(Written request): Keep only the lines of the data below that contain "BYOI", and copy them.

[Records contained in a dataset]
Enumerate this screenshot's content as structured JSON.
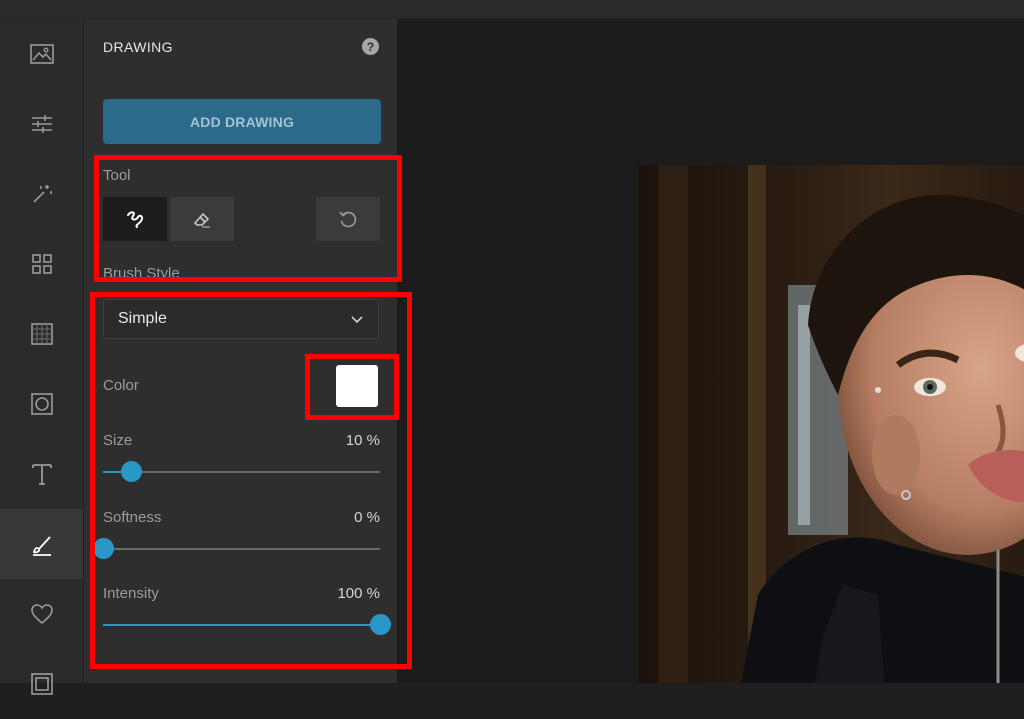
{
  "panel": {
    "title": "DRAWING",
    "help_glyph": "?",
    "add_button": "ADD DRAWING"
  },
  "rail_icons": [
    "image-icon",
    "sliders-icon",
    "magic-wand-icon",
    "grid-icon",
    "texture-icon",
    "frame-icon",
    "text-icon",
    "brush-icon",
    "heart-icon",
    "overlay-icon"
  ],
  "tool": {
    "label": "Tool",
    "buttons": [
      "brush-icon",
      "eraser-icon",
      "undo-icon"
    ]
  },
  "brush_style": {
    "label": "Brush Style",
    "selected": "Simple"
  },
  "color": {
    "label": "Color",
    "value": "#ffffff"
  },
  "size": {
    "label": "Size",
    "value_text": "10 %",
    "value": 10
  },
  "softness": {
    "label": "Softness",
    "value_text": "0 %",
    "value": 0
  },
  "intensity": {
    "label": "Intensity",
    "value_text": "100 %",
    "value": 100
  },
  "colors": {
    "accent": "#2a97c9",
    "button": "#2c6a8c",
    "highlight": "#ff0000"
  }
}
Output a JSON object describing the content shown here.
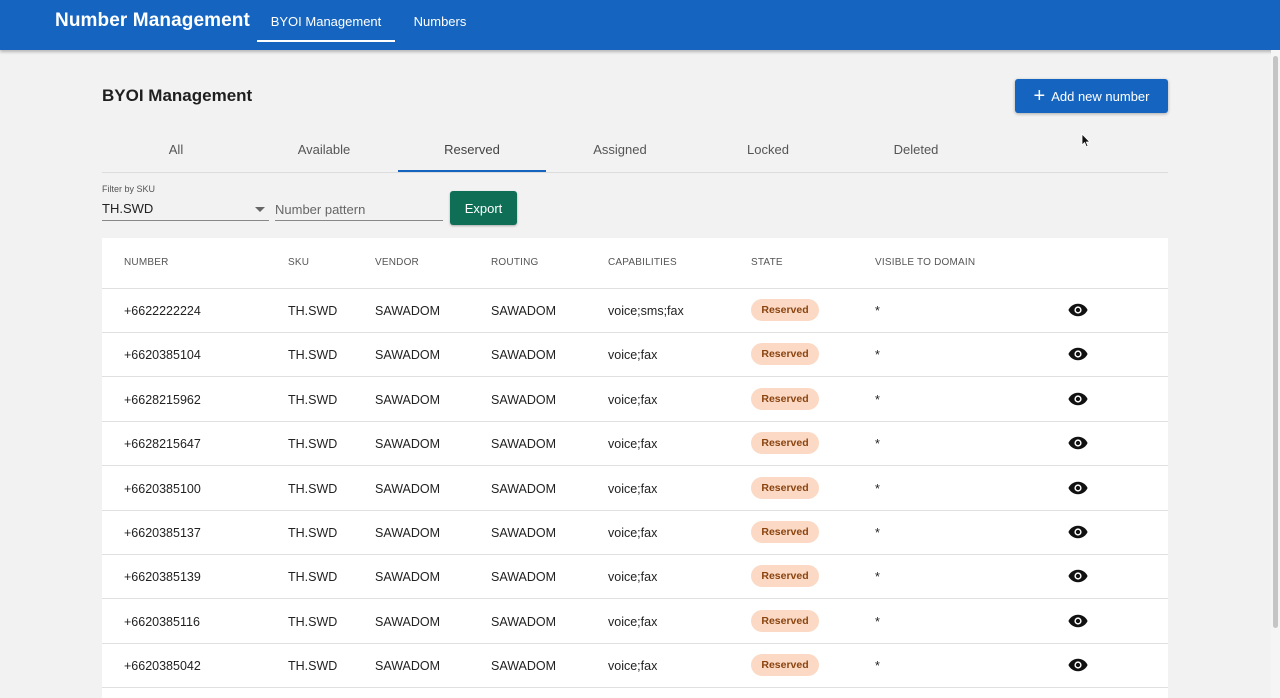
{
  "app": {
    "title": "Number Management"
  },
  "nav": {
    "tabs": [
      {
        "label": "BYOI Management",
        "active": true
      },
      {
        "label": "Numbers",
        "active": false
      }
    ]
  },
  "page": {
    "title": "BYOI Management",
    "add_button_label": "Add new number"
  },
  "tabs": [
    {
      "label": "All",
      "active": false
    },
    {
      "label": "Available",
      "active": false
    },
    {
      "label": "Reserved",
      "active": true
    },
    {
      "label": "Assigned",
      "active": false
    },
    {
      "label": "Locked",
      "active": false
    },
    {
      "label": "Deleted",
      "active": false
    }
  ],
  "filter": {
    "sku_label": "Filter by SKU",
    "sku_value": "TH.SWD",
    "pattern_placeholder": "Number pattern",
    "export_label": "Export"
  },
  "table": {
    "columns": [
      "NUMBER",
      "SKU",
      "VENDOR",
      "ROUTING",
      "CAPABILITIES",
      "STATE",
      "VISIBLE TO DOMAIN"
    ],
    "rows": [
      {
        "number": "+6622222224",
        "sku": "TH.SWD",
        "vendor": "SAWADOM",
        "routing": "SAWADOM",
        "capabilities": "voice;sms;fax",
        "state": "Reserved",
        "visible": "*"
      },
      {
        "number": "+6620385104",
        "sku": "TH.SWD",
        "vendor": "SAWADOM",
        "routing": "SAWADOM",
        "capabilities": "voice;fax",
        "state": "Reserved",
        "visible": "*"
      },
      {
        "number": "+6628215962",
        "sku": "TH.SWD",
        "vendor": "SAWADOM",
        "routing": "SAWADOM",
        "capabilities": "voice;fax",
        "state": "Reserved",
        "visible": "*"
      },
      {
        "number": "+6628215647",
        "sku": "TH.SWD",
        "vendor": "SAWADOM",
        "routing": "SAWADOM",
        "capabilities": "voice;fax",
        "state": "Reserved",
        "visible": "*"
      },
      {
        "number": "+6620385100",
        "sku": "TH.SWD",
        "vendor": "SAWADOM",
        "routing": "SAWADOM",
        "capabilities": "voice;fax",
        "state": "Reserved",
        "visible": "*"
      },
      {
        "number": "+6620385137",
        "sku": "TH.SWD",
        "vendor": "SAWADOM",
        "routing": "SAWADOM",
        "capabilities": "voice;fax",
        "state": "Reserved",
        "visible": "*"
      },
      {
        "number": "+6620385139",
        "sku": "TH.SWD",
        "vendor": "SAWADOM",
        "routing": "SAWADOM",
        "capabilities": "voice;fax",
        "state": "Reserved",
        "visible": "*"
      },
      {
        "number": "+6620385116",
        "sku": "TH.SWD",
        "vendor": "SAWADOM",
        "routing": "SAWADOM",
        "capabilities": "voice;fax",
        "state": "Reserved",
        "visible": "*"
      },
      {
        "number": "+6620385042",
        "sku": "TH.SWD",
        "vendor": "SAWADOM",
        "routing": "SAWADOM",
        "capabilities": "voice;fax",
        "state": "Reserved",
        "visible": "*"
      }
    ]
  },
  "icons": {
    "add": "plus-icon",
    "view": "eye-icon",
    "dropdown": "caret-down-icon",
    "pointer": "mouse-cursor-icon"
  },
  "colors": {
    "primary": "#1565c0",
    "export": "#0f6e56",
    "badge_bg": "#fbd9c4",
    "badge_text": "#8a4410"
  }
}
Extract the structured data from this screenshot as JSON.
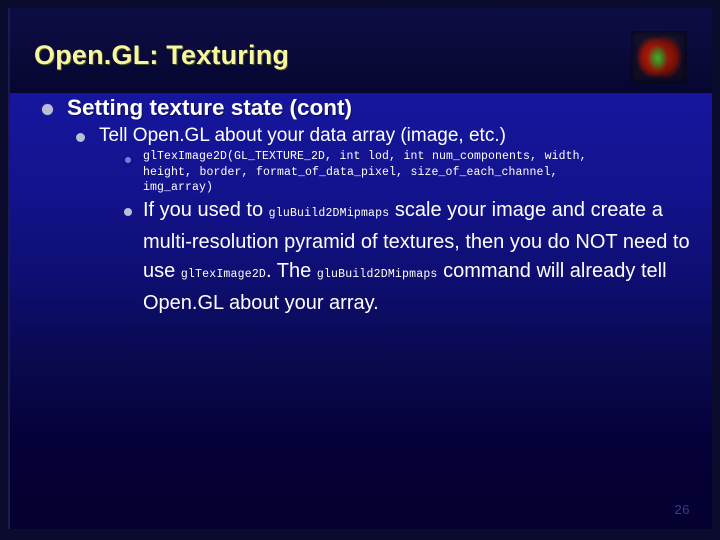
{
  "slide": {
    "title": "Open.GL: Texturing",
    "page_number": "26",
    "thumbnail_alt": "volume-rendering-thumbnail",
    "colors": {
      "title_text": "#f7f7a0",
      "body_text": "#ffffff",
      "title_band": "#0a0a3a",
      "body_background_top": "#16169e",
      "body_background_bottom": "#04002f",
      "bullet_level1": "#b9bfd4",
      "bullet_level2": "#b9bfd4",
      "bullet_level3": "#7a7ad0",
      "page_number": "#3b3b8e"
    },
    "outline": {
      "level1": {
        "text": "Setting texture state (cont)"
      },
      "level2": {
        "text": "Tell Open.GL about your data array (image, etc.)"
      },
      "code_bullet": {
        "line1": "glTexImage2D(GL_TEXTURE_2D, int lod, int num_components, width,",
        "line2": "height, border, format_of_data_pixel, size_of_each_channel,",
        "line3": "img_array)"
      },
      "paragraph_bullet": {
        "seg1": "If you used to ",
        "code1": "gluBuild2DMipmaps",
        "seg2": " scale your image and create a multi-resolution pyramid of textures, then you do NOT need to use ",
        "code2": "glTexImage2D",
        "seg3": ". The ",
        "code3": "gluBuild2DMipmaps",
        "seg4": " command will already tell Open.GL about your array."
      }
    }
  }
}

(The reply):
        "label": "BYOI Management",
    "title": "BYOI Management",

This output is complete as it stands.